# Task details
List each line of the data in which the string "this" appears.

# Supplied data

***

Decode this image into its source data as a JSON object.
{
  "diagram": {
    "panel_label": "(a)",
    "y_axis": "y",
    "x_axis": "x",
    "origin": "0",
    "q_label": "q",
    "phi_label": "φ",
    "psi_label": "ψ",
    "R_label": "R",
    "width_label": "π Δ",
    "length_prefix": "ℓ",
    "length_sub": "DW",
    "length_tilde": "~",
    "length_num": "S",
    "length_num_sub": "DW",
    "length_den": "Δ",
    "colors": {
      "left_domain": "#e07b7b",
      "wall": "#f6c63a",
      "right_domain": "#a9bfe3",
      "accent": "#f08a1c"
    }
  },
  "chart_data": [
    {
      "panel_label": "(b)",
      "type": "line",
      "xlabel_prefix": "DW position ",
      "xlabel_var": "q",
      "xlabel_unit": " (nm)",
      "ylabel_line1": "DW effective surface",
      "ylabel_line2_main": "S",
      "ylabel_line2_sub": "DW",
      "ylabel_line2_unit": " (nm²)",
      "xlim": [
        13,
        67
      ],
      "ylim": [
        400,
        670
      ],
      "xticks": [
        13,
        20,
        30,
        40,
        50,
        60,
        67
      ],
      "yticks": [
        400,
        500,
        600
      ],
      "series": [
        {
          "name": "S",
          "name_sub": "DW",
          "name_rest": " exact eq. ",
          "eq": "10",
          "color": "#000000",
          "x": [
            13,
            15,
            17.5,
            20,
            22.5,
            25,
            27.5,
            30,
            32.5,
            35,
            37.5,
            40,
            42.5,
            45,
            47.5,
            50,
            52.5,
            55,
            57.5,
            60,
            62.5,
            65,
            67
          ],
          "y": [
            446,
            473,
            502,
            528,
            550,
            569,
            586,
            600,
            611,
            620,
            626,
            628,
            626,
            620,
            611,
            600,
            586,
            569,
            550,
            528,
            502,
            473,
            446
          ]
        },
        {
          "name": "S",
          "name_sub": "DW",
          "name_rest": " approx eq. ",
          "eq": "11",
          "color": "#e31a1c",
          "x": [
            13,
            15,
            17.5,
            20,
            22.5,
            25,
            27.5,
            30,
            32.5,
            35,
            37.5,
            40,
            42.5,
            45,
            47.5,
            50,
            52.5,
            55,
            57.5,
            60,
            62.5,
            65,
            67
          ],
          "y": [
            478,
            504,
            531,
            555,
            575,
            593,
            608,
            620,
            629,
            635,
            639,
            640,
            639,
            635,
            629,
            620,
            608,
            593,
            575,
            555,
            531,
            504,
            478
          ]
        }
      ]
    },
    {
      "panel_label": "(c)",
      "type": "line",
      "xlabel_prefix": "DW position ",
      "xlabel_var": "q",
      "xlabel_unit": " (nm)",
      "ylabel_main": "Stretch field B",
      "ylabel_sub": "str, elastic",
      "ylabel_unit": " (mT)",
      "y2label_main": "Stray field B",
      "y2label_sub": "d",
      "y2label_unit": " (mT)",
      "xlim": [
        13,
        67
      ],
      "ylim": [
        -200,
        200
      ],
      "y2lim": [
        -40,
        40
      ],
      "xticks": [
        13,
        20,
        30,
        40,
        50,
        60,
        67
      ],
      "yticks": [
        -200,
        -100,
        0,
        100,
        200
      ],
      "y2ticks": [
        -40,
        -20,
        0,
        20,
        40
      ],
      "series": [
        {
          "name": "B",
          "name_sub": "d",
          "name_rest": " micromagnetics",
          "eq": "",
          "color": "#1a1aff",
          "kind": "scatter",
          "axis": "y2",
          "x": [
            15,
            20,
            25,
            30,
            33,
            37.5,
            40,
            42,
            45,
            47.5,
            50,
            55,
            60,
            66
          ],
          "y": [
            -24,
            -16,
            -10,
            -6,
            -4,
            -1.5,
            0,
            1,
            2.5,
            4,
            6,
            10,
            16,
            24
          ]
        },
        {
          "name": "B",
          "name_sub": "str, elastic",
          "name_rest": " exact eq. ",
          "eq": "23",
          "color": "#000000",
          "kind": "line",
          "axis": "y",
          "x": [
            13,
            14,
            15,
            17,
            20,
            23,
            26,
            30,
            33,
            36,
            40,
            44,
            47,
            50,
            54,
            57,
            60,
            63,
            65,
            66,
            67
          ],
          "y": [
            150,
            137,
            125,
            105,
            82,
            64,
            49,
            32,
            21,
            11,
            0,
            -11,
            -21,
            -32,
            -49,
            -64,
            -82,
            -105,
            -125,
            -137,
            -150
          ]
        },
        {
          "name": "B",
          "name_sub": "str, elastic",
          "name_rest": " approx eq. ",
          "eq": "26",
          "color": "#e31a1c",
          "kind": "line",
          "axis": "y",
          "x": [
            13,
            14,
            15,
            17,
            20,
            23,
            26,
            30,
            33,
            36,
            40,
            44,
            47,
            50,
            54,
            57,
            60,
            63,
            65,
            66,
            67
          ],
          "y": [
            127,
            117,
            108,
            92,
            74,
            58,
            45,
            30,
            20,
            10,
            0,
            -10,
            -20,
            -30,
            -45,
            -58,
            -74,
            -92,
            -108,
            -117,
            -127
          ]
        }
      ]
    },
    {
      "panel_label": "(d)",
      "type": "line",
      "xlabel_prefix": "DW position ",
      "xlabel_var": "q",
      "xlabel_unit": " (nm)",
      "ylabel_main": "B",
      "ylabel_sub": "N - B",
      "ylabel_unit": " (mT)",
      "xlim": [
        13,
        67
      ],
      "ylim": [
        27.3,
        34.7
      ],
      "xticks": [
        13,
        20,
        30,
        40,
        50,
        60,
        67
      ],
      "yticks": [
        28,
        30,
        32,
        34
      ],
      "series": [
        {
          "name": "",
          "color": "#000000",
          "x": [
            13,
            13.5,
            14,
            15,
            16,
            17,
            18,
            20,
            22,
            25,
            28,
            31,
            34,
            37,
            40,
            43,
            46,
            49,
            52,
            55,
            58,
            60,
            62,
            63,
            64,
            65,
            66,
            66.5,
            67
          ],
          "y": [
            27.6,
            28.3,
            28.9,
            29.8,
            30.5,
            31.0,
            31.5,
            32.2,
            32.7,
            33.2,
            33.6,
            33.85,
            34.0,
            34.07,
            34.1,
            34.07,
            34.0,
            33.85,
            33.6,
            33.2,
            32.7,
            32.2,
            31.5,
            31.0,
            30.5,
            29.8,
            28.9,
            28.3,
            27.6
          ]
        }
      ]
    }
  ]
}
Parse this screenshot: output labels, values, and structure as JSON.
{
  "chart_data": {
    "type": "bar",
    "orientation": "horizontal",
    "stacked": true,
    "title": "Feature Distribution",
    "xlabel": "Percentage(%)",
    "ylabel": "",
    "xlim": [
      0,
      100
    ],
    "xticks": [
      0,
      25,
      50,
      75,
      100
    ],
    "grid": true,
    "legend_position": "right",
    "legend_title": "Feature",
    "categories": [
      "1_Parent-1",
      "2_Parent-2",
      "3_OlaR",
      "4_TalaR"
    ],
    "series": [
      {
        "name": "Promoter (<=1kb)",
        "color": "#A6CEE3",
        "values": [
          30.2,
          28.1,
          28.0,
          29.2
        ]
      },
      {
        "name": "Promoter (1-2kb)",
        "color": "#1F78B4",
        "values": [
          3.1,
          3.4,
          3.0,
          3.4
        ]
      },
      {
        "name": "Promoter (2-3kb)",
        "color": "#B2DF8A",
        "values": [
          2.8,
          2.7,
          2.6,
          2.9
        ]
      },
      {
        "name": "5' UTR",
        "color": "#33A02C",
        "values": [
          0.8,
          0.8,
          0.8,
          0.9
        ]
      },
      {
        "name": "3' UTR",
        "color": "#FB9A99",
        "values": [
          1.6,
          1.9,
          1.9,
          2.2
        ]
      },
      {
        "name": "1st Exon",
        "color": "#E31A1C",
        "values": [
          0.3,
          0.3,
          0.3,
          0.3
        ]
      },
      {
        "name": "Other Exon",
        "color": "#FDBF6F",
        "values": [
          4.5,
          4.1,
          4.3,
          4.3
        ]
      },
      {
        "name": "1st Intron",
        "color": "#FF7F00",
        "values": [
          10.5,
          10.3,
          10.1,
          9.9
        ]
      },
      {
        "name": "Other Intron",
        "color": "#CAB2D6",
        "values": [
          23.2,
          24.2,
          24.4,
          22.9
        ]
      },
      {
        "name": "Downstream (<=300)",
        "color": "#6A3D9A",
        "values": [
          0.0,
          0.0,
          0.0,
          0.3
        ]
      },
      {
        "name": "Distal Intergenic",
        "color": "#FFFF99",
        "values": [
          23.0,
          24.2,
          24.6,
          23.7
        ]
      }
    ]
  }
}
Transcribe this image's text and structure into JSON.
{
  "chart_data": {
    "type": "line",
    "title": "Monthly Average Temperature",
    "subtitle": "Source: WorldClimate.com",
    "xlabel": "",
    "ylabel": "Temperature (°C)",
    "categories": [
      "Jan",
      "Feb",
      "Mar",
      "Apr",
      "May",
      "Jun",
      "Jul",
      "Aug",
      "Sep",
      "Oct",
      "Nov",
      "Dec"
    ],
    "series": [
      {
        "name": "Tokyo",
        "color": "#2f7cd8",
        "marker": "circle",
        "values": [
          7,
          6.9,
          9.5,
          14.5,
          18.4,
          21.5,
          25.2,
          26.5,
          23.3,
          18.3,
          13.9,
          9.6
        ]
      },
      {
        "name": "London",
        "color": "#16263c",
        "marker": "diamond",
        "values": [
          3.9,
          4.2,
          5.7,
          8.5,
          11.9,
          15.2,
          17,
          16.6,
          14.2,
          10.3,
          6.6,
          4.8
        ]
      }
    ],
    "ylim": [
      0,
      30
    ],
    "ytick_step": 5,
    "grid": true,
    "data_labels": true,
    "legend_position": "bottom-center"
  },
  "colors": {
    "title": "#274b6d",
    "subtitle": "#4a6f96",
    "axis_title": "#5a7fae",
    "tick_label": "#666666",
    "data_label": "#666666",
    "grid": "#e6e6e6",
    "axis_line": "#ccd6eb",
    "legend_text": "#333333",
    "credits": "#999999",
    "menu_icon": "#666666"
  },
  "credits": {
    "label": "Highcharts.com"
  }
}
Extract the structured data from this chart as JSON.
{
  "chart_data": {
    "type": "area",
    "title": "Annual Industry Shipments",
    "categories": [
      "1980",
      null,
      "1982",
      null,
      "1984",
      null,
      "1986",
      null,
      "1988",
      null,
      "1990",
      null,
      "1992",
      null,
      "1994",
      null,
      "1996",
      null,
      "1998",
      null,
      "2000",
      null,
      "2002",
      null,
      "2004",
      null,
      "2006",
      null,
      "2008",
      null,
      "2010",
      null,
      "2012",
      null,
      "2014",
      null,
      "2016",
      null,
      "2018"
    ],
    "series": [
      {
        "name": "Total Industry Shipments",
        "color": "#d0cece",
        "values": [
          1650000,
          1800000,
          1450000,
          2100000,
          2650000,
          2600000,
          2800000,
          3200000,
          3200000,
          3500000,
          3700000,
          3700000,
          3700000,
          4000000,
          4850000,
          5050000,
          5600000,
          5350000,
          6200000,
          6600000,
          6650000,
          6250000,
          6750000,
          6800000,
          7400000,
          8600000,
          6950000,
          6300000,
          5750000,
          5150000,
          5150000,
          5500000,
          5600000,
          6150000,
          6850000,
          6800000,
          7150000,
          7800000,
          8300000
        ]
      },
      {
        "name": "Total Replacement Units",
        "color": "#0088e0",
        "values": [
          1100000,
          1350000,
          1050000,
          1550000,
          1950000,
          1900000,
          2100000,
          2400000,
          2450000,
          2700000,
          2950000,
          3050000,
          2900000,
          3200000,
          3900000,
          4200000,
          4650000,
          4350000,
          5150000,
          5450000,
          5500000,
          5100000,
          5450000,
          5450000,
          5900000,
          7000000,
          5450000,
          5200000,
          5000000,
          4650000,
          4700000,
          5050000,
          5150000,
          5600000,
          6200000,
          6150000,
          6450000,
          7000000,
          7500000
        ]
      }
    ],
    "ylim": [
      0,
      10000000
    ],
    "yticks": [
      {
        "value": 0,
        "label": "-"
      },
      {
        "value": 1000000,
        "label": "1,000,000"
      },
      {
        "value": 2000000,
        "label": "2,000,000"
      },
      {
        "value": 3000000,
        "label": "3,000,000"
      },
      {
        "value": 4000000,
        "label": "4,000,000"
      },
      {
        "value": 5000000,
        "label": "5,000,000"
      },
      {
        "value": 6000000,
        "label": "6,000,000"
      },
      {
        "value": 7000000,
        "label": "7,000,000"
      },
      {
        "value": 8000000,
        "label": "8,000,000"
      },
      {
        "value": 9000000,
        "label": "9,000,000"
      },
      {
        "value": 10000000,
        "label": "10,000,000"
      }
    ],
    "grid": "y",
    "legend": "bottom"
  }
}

***

# Task response
Decode this image into its source data as a JSON object.
Parse this screenshot: output labels, values, and structure as JSON.
Transcribe this image's text and structure into JSON.
Extract the structured data from this chart as JSON.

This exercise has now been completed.